## Task description
Restate the data exactly as given and keep the pictures out.

━━━ Available records ━━━

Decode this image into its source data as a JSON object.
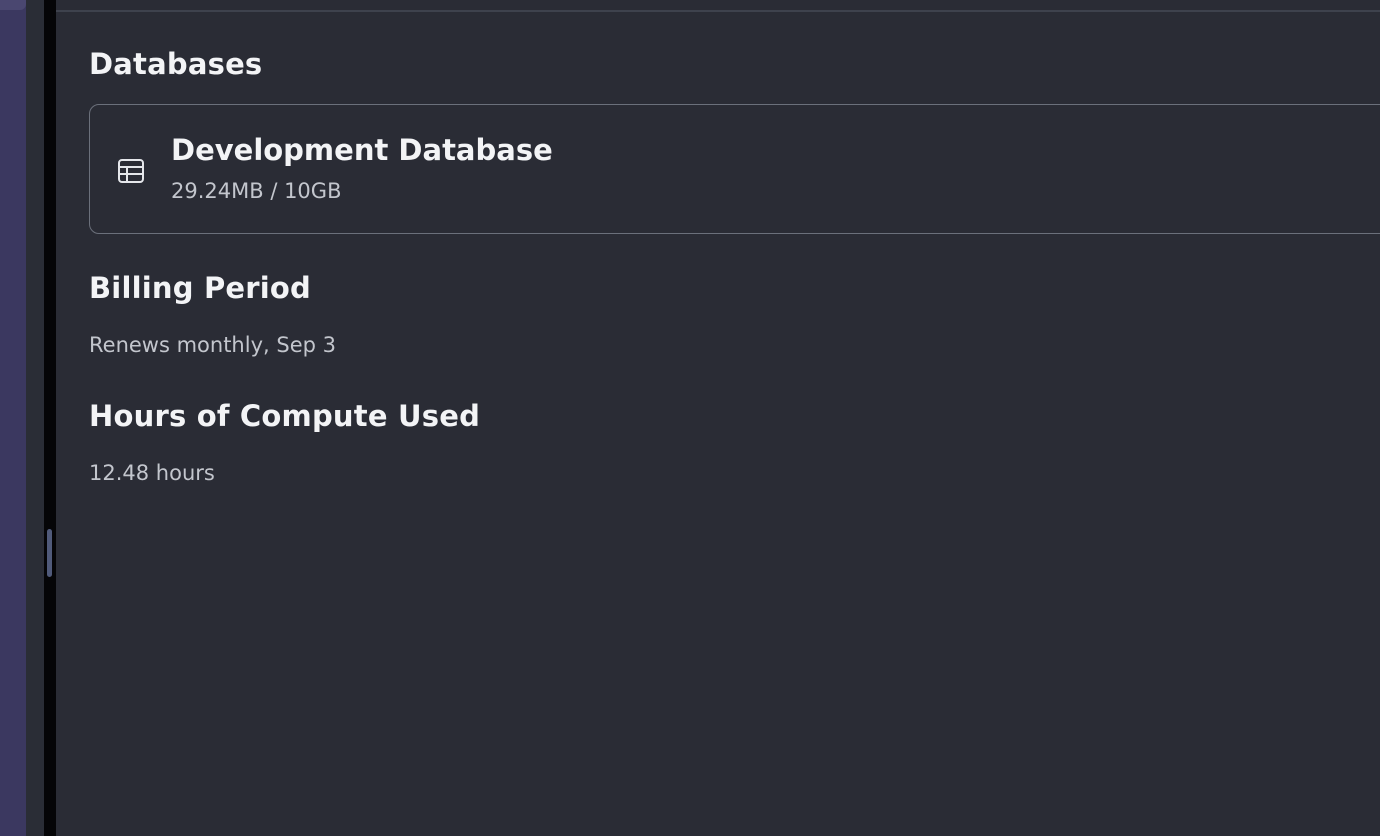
{
  "databases": {
    "title": "Databases",
    "items": [
      {
        "name": "Development Database",
        "usage": "29.24MB / 10GB",
        "icon": "table-icon"
      }
    ]
  },
  "billing": {
    "title": "Billing Period",
    "value": "Renews monthly, Sep 3"
  },
  "compute": {
    "title": "Hours of Compute Used",
    "value": "12.48 hours"
  },
  "colors": {
    "background": "#2a2c35",
    "sidebar": "#3b3860",
    "card_border": "#6b707b",
    "heading": "#f3f4f6",
    "muted_text": "#c3c6cd"
  }
}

━━━

## Written response
Decode this image into its source data as a JSON object.
{
  "databases": {
    "title": "Databases",
    "items": [
      {
        "name": "Development Database",
        "usage": "29.24MB / 10GB",
        "icon": "table-icon"
      }
    ]
  },
  "billing": {
    "title": "Billing Period",
    "value": "Renews monthly, Sep 3"
  },
  "compute": {
    "title": "Hours of Compute Used",
    "value": "12.48 hours"
  },
  "colors": {
    "background": "#2a2c35",
    "sidebar": "#3b3860",
    "card_border": "#6b707b",
    "heading": "#f3f4f6",
    "muted_text": "#c3c6cd"
  }
}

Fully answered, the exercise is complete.